• Data excerpts
◇ ◇ ◇ ◇

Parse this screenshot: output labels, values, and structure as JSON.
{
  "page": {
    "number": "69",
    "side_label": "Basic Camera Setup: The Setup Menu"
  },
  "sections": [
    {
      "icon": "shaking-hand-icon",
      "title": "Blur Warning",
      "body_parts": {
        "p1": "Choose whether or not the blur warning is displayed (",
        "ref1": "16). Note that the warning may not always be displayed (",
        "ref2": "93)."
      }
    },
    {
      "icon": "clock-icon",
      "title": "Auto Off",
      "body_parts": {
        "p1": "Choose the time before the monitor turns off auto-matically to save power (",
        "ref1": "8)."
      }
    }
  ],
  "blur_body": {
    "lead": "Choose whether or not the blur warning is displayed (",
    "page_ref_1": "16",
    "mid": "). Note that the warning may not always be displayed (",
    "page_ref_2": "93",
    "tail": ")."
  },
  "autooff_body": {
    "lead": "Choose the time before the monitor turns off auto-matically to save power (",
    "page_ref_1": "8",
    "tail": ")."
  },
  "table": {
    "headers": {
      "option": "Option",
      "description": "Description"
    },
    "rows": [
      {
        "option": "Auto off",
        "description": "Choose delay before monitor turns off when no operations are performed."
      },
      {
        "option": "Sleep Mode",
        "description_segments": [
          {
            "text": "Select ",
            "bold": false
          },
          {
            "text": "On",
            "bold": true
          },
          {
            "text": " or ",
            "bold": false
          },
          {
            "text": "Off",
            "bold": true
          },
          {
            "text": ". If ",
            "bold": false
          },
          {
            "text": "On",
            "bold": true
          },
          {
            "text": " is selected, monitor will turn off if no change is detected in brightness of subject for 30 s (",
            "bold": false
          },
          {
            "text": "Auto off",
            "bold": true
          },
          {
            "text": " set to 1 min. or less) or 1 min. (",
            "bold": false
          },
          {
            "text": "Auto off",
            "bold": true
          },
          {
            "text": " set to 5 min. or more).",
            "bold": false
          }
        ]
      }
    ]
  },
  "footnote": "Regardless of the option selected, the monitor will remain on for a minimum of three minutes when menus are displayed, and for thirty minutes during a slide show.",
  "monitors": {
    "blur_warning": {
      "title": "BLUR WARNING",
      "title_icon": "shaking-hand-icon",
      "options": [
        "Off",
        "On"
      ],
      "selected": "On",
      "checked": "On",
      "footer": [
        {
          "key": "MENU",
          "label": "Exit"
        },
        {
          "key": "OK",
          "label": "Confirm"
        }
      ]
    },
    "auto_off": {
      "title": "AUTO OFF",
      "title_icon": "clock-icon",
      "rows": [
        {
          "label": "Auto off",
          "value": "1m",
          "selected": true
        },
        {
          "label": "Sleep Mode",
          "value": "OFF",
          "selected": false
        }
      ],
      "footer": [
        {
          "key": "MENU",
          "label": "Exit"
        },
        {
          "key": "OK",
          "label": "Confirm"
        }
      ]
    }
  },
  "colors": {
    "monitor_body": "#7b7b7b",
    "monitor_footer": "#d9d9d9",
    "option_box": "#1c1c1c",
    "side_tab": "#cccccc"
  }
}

◇ ◇ ◇ ◇

Write out every entry again, keeping each line exactly the same.

• The result
Parse this screenshot: output labels, values, and structure as JSON.
{
  "page": {
    "number": "69",
    "side_label": "Basic Camera Setup: The Setup Menu"
  },
  "sections": [
    {
      "icon": "shaking-hand-icon",
      "title": "Blur Warning",
      "body_parts": {
        "p1": "Choose whether or not the blur warning is displayed (",
        "ref1": "16). Note that the warning may not always be displayed (",
        "ref2": "93)."
      }
    },
    {
      "icon": "clock-icon",
      "title": "Auto Off",
      "body_parts": {
        "p1": "Choose the time before the monitor turns off auto-matically to save power (",
        "ref1": "8)."
      }
    }
  ],
  "blur_body": {
    "lead": "Choose whether or not the blur warning is displayed (",
    "page_ref_1": "16",
    "mid": "). Note that the warning may not always be displayed (",
    "page_ref_2": "93",
    "tail": ")."
  },
  "autooff_body": {
    "lead": "Choose the time before the monitor turns off auto-matically to save power (",
    "page_ref_1": "8",
    "tail": ")."
  },
  "table": {
    "headers": {
      "option": "Option",
      "description": "Description"
    },
    "rows": [
      {
        "option": "Auto off",
        "description": "Choose delay before monitor turns off when no operations are performed."
      },
      {
        "option": "Sleep Mode",
        "description_segments": [
          {
            "text": "Select ",
            "bold": false
          },
          {
            "text": "On",
            "bold": true
          },
          {
            "text": " or ",
            "bold": false
          },
          {
            "text": "Off",
            "bold": true
          },
          {
            "text": ". If ",
            "bold": false
          },
          {
            "text": "On",
            "bold": true
          },
          {
            "text": " is selected, monitor will turn off if no change is detected in brightness of subject for 30 s (",
            "bold": false
          },
          {
            "text": "Auto off",
            "bold": true
          },
          {
            "text": " set to 1 min. or less) or 1 min. (",
            "bold": false
          },
          {
            "text": "Auto off",
            "bold": true
          },
          {
            "text": " set to 5 min. or more).",
            "bold": false
          }
        ]
      }
    ]
  },
  "footnote": "Regardless of the option selected, the monitor will remain on for a minimum of three minutes when menus are displayed, and for thirty minutes during a slide show.",
  "monitors": {
    "blur_warning": {
      "title": "BLUR WARNING",
      "title_icon": "shaking-hand-icon",
      "options": [
        "Off",
        "On"
      ],
      "selected": "On",
      "checked": "On",
      "footer": [
        {
          "key": "MENU",
          "label": "Exit"
        },
        {
          "key": "OK",
          "label": "Confirm"
        }
      ]
    },
    "auto_off": {
      "title": "AUTO OFF",
      "title_icon": "clock-icon",
      "rows": [
        {
          "label": "Auto off",
          "value": "1m",
          "selected": true
        },
        {
          "label": "Sleep Mode",
          "value": "OFF",
          "selected": false
        }
      ],
      "footer": [
        {
          "key": "MENU",
          "label": "Exit"
        },
        {
          "key": "OK",
          "label": "Confirm"
        }
      ]
    }
  },
  "colors": {
    "monitor_body": "#7b7b7b",
    "monitor_footer": "#d9d9d9",
    "option_box": "#1c1c1c",
    "side_tab": "#cccccc"
  }
}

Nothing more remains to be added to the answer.